## [What the task asks]
In the material below, find every line with "color" and pull it out.

* START Rows *

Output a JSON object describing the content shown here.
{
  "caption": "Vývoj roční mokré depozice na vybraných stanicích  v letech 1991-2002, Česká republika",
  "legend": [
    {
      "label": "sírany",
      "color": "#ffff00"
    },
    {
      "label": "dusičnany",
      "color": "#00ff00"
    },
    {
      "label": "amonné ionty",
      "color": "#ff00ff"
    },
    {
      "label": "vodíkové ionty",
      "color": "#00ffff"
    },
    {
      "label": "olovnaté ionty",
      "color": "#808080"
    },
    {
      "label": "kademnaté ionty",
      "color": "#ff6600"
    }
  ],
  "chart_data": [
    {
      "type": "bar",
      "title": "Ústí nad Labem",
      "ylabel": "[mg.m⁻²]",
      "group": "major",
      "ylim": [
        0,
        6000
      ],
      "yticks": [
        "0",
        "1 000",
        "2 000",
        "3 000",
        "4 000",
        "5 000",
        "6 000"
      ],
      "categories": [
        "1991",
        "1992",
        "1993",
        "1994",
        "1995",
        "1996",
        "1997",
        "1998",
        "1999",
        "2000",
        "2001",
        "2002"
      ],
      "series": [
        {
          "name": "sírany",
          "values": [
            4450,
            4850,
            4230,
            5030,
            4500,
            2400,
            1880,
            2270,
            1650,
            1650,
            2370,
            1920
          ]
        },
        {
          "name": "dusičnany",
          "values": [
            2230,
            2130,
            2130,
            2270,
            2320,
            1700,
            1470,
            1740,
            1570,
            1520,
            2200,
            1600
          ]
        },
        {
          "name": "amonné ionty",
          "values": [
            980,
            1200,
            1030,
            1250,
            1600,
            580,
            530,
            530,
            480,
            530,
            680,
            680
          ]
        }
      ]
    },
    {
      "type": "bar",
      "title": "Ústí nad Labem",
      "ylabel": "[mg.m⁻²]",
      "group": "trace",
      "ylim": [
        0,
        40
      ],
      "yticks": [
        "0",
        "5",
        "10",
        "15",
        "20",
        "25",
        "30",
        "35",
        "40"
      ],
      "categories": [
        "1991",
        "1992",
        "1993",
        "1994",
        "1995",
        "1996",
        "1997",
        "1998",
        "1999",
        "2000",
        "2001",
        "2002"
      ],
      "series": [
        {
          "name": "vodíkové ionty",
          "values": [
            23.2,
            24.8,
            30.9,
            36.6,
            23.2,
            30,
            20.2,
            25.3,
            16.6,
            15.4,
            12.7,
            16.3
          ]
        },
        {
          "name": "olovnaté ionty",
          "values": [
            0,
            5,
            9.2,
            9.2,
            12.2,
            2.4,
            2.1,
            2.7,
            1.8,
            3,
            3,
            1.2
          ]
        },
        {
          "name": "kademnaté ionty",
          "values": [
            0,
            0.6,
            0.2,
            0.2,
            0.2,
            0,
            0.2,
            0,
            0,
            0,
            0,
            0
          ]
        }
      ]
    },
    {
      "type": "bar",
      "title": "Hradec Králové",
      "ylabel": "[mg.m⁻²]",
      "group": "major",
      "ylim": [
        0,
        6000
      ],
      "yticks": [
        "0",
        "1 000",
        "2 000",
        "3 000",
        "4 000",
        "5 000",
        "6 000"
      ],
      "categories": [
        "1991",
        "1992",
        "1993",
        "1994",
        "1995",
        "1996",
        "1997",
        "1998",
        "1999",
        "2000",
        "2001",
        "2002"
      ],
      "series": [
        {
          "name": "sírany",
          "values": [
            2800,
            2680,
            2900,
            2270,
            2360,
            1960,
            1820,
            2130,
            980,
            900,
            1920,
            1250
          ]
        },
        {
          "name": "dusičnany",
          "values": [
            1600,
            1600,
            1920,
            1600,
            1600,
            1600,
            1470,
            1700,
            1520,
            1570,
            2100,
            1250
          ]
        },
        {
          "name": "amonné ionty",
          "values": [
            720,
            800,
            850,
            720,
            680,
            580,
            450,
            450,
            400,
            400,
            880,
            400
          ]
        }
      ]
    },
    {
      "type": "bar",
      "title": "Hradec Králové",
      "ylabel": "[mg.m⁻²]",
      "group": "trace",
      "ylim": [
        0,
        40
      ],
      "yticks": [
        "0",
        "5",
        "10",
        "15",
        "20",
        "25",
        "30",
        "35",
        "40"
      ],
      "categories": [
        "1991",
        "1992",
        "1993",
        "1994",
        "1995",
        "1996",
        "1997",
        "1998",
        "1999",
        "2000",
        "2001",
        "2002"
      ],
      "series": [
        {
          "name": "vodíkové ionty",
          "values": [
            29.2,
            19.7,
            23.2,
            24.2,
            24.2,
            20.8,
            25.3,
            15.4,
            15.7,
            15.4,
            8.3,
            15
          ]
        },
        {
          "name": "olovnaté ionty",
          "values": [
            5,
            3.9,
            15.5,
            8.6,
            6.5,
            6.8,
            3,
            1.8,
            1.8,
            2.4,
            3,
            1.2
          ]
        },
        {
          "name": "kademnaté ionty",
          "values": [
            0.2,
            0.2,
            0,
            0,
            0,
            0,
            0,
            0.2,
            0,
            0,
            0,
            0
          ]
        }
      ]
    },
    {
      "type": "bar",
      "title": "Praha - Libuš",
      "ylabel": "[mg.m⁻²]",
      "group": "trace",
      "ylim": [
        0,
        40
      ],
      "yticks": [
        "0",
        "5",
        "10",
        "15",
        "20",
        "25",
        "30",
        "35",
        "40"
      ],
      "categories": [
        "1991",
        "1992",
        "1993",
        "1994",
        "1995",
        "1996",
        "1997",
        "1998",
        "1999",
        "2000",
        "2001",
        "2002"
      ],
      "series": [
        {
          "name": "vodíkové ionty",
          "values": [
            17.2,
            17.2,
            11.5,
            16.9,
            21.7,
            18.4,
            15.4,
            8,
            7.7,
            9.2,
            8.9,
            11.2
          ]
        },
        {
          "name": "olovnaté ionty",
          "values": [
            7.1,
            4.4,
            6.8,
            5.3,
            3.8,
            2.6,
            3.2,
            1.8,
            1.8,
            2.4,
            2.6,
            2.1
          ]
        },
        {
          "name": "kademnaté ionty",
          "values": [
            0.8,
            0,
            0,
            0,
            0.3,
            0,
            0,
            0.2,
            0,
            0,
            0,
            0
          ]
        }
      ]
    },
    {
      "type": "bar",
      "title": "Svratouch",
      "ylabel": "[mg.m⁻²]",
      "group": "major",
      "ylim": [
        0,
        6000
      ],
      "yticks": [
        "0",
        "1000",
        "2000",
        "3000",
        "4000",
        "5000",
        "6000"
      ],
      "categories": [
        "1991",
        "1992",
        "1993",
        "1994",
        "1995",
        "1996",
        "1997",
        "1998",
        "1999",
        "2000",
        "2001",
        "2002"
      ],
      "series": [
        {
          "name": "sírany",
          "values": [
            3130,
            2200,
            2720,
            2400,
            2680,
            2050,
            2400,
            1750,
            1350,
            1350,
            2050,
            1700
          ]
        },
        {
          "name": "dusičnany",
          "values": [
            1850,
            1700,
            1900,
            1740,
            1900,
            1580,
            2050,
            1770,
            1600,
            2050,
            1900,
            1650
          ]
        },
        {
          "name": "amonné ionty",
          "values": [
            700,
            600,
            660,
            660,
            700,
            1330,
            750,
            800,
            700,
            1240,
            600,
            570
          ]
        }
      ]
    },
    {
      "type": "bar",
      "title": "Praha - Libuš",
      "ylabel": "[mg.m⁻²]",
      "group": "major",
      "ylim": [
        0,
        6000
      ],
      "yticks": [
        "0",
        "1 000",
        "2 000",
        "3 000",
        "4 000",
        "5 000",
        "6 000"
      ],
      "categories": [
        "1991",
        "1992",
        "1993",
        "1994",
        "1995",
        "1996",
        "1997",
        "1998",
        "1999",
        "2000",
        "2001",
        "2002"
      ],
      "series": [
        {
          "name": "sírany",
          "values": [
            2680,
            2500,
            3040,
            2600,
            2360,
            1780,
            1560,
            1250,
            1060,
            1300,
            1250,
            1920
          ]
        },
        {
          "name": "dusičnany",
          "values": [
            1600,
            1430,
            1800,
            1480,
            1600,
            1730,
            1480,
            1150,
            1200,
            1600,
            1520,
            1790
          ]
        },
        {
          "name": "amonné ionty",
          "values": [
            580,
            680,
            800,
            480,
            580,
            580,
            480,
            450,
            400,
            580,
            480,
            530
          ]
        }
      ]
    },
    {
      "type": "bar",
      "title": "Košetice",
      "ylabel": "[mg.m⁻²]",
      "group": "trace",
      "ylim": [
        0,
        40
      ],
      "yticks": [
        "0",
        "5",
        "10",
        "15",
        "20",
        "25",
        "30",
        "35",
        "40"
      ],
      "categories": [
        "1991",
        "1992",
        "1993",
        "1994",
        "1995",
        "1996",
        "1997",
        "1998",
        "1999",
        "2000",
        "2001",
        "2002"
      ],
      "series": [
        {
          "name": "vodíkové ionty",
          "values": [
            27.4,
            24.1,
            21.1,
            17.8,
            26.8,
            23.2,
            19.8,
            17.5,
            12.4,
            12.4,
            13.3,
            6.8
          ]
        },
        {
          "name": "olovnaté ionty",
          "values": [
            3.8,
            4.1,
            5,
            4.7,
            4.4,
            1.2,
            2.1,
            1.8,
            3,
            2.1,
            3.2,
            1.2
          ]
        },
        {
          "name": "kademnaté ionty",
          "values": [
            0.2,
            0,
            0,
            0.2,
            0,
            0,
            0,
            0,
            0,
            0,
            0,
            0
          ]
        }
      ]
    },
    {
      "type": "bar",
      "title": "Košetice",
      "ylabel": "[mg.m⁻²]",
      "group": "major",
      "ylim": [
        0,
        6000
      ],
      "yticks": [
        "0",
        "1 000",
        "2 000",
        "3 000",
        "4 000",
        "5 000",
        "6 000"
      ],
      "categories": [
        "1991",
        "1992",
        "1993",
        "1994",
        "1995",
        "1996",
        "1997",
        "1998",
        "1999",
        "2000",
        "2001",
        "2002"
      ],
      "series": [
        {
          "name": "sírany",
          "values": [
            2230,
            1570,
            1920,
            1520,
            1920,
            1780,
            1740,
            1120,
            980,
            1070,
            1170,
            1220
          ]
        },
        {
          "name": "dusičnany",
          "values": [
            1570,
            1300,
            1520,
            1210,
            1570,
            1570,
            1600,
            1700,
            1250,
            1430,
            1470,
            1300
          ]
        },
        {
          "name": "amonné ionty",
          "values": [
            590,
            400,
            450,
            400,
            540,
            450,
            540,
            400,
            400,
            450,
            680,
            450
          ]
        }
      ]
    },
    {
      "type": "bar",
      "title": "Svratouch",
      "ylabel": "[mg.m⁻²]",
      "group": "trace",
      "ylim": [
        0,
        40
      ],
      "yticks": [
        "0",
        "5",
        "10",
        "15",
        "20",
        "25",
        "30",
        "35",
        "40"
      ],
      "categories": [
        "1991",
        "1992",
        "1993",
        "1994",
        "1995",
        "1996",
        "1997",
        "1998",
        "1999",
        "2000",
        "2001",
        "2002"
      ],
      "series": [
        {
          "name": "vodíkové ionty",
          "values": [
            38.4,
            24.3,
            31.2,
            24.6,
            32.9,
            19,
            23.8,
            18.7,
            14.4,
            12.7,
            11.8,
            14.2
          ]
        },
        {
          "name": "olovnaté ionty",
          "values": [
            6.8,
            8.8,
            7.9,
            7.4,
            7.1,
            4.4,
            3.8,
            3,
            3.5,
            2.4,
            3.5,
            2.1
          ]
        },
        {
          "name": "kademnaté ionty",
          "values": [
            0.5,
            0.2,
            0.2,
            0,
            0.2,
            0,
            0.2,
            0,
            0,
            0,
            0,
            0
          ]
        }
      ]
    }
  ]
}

* END Rows *

## [Answer for this exercise]
      "color": "#ffff00"
      "color": "#00ff00"
      "color": "#ff00ff"
      "color": "#00ffff"
      "color": "#808080"
      "color": "#ff6600"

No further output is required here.